_EXERCISE DATA_:

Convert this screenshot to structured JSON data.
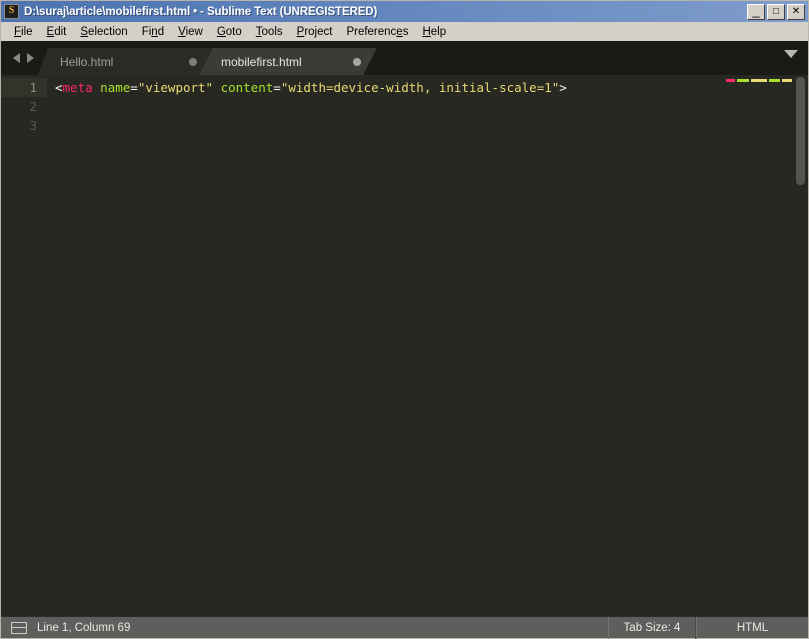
{
  "window": {
    "title": "D:\\suraj\\article\\mobilefirst.html • - Sublime Text (UNREGISTERED)",
    "app_icon": "sublime-text-icon",
    "controls": {
      "minimize": "_",
      "maximize": "□",
      "close": "✕"
    }
  },
  "menubar": {
    "items": [
      {
        "label": "File",
        "mnemonic_index": 0
      },
      {
        "label": "Edit",
        "mnemonic_index": 0
      },
      {
        "label": "Selection",
        "mnemonic_index": 0
      },
      {
        "label": "Find",
        "mnemonic_index": 2
      },
      {
        "label": "View",
        "mnemonic_index": 0
      },
      {
        "label": "Goto",
        "mnemonic_index": 0
      },
      {
        "label": "Tools",
        "mnemonic_index": 0
      },
      {
        "label": "Project",
        "mnemonic_index": 0
      },
      {
        "label": "Preferences",
        "mnemonic_index": 9
      },
      {
        "label": "Help",
        "mnemonic_index": 0
      }
    ]
  },
  "tabbar": {
    "nav_prev_icon": "arrow-left-icon",
    "nav_next_icon": "arrow-right-icon",
    "menu_icon": "chevron-down-icon",
    "tabs": [
      {
        "label": "Hello.html",
        "active": false,
        "dirty": true
      },
      {
        "label": "mobilefirst.html",
        "active": true,
        "dirty": true
      }
    ]
  },
  "editor": {
    "line_numbers": [
      "1",
      "2",
      "3"
    ],
    "active_line": 1,
    "lines": [
      {
        "number": "1",
        "tokens": [
          {
            "text": "<",
            "type": "punct"
          },
          {
            "text": "meta",
            "type": "tag"
          },
          {
            "text": " ",
            "type": "punct"
          },
          {
            "text": "name",
            "type": "attr"
          },
          {
            "text": "=",
            "type": "punct"
          },
          {
            "text": "\"viewport\"",
            "type": "str"
          },
          {
            "text": " ",
            "type": "punct"
          },
          {
            "text": "content",
            "type": "attr"
          },
          {
            "text": "=",
            "type": "punct"
          },
          {
            "text": "\"width=device-width, initial-scale=1\"",
            "type": "str"
          },
          {
            "text": ">",
            "type": "punct"
          }
        ]
      },
      {
        "number": "2",
        "tokens": []
      },
      {
        "number": "3",
        "tokens": []
      }
    ],
    "minimap": {
      "rows": [
        [
          {
            "color": "#f92672",
            "width": 9
          },
          {
            "color": "#a6e22e",
            "width": 12
          },
          {
            "color": "#e6db74",
            "width": 16
          },
          {
            "color": "#a6e22e",
            "width": 11
          },
          {
            "color": "#e6db74",
            "width": 10
          }
        ]
      ]
    },
    "scrollbar": "vertical-scrollbar"
  },
  "statusbar": {
    "split_icon": "split-pane-icon",
    "position": "Line 1, Column 69",
    "tab_size": "Tab Size: 4",
    "syntax": "HTML"
  },
  "colors": {
    "titlebar_start": "#4c73b0",
    "titlebar_end": "#7f9dcc",
    "chrome": "#d4d0c8",
    "editor_bg": "#272822",
    "tabbar_bg": "#1a1a17",
    "tab_active": "#3b3b38",
    "tab_inactive": "#2a2a27",
    "statusbar_bg": "#5e5e5c",
    "tag": "#f92672",
    "attr": "#a6e22e",
    "string": "#e6db74",
    "punct": "#f8f8f2"
  }
}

_EXERCISE REQUIREMENTS_: Above are records to transcribe exactly; leave their pictures out.

_OUTPUT FOR THIS TASK_:
Convert this screenshot to structured JSON data.
{
  "window": {
    "title": "D:\\suraj\\article\\mobilefirst.html • - Sublime Text (UNREGISTERED)",
    "app_icon": "sublime-text-icon",
    "controls": {
      "minimize": "_",
      "maximize": "□",
      "close": "✕"
    }
  },
  "menubar": {
    "items": [
      {
        "label": "File",
        "mnemonic_index": 0
      },
      {
        "label": "Edit",
        "mnemonic_index": 0
      },
      {
        "label": "Selection",
        "mnemonic_index": 0
      },
      {
        "label": "Find",
        "mnemonic_index": 2
      },
      {
        "label": "View",
        "mnemonic_index": 0
      },
      {
        "label": "Goto",
        "mnemonic_index": 0
      },
      {
        "label": "Tools",
        "mnemonic_index": 0
      },
      {
        "label": "Project",
        "mnemonic_index": 0
      },
      {
        "label": "Preferences",
        "mnemonic_index": 9
      },
      {
        "label": "Help",
        "mnemonic_index": 0
      }
    ]
  },
  "tabbar": {
    "nav_prev_icon": "arrow-left-icon",
    "nav_next_icon": "arrow-right-icon",
    "menu_icon": "chevron-down-icon",
    "tabs": [
      {
        "label": "Hello.html",
        "active": false,
        "dirty": true
      },
      {
        "label": "mobilefirst.html",
        "active": true,
        "dirty": true
      }
    ]
  },
  "editor": {
    "line_numbers": [
      "1",
      "2",
      "3"
    ],
    "active_line": 1,
    "lines": [
      {
        "number": "1",
        "tokens": [
          {
            "text": "<",
            "type": "punct"
          },
          {
            "text": "meta",
            "type": "tag"
          },
          {
            "text": " ",
            "type": "punct"
          },
          {
            "text": "name",
            "type": "attr"
          },
          {
            "text": "=",
            "type": "punct"
          },
          {
            "text": "\"viewport\"",
            "type": "str"
          },
          {
            "text": " ",
            "type": "punct"
          },
          {
            "text": "content",
            "type": "attr"
          },
          {
            "text": "=",
            "type": "punct"
          },
          {
            "text": "\"width=device-width, initial-scale=1\"",
            "type": "str"
          },
          {
            "text": ">",
            "type": "punct"
          }
        ]
      },
      {
        "number": "2",
        "tokens": []
      },
      {
        "number": "3",
        "tokens": []
      }
    ],
    "minimap": {
      "rows": [
        [
          {
            "color": "#f92672",
            "width": 9
          },
          {
            "color": "#a6e22e",
            "width": 12
          },
          {
            "color": "#e6db74",
            "width": 16
          },
          {
            "color": "#a6e22e",
            "width": 11
          },
          {
            "color": "#e6db74",
            "width": 10
          }
        ]
      ]
    },
    "scrollbar": "vertical-scrollbar"
  },
  "statusbar": {
    "split_icon": "split-pane-icon",
    "position": "Line 1, Column 69",
    "tab_size": "Tab Size: 4",
    "syntax": "HTML"
  },
  "colors": {
    "titlebar_start": "#4c73b0",
    "titlebar_end": "#7f9dcc",
    "chrome": "#d4d0c8",
    "editor_bg": "#272822",
    "tabbar_bg": "#1a1a17",
    "tab_active": "#3b3b38",
    "tab_inactive": "#2a2a27",
    "statusbar_bg": "#5e5e5c",
    "tag": "#f92672",
    "attr": "#a6e22e",
    "string": "#e6db74",
    "punct": "#f8f8f2"
  }
}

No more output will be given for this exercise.